Görev tanımı 1 — Güvenlik sistemleri haberinde "Güvenlik sistemlerinin doğru" ifadesinden "sistemlerinden kaynaklanıyor'' dedi." ifadesine kadar uzanan bölümü hiç değiştirmeden çıktı olarak verir misin?

Verilen metin —
Adana'da
hizmet veren Sega Elektronik Limited Şirketi'nin Genel Müdürü Mehmet Görgün, AA muhabirine yaptığı açıklamada,
güvenlik kameraları ve
alarm sistemleri fiyatlarının ucuzlaması nedeniyle hızla yaygınlaştığını ifade etti.
Güvenlik sistemlerinin doğru şekilde çalışmadığını yaşanan
hırsızlıktan sonra fark eden mağdurların sayısında artış olduğunu belirten Görgün, ''Ayrıca yıllarca bir haber alma merkezine bağlı olduğunu sanan, gerçekleşen herhangi bir alarm durumunda yanıldığını anlayan kişilerle de karşılaşıyoruz. Bu durum ise anne ve
baba tarafından 'çocuğuma bir
iş yeri açayım' düşüncesiyle açılmış, sertifikasız ve kurumsal kimliği bulunmayan iş yerlerince satılan, kalitesiz ve bir gözlem merkezine bağlı olmayan güvenlik sistemlerinden kaynaklanıyor'' dedi.

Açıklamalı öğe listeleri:
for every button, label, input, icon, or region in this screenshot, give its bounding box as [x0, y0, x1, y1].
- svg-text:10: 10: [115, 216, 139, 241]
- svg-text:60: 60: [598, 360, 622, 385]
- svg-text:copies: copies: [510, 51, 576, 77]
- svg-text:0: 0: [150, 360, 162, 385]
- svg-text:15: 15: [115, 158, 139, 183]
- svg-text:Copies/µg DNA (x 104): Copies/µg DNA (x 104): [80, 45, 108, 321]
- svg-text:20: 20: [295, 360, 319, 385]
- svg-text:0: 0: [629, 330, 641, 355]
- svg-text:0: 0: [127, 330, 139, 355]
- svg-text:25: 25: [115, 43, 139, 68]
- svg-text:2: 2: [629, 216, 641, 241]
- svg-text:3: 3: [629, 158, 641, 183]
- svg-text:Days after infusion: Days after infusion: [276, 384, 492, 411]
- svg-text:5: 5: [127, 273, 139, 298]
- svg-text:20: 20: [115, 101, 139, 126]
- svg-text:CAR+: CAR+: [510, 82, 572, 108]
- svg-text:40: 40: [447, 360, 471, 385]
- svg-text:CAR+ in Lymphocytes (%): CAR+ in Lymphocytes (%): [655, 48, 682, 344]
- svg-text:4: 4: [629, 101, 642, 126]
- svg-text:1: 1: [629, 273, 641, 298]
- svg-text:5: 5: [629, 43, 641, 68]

Görev tanımı 2 — Kayıtların ilk satırından "- svg-text:40: 40: [447, 360, 471, 385]" bulunan satıra kadar, iki uç satır da dahil, satırları aynen geri verir misin?

Doğru çıktı 1 —
Güvenlik sistemlerinin doğru şekilde çalışmadığını yaşanan
hırsızlıktan sonra fark eden mağdurların sayısında artış olduğunu belirten Görgün, ''Ayrıca yıllarca bir haber alma merkezine bağlı olduğunu sanan, gerçekleşen herhangi bir alarm durumunda yanıldığını anlayan kişilerle de karşılaşıyoruz. Bu durum ise anne ve
baba tarafından 'çocuğuma bir
iş yeri açayım' düşüncesiyle açılmış, sertifikasız ve kurumsal kimliği bulunmayan iş yerlerince satılan, kalitesiz ve bir gözlem merkezine bağlı olmayan güvenlik sistemlerinden kaynaklanıyor'' dedi.

Doğru çıktı 2 —
for every button, label, input, icon, or region in this screenshot, give its bounding box as [x0, y0, x1, y1].
- svg-text:10: 10: [115, 216, 139, 241]
- svg-text:60: 60: [598, 360, 622, 385]
- svg-text:copies: copies: [510, 51, 576, 77]
- svg-text:0: 0: [150, 360, 162, 385]
- svg-text:15: 15: [115, 158, 139, 183]
- svg-text:Copies/µg DNA (x 104): Copies/µg DNA (x 104): [80, 45, 108, 321]
- svg-text:20: 20: [295, 360, 319, 385]
- svg-text:0: 0: [629, 330, 641, 355]
- svg-text:0: 0: [127, 330, 139, 355]
- svg-text:25: 25: [115, 43, 139, 68]
- svg-text:2: 2: [629, 216, 641, 241]
- svg-text:3: 3: [629, 158, 641, 183]
- svg-text:Days after infusion: Days after infusion: [276, 384, 492, 411]
- svg-text:5: 5: [127, 273, 139, 298]
- svg-text:20: 20: [115, 101, 139, 126]
- svg-text:CAR+: CAR+: [510, 82, 572, 108]
- svg-text:40: 40: [447, 360, 471, 385]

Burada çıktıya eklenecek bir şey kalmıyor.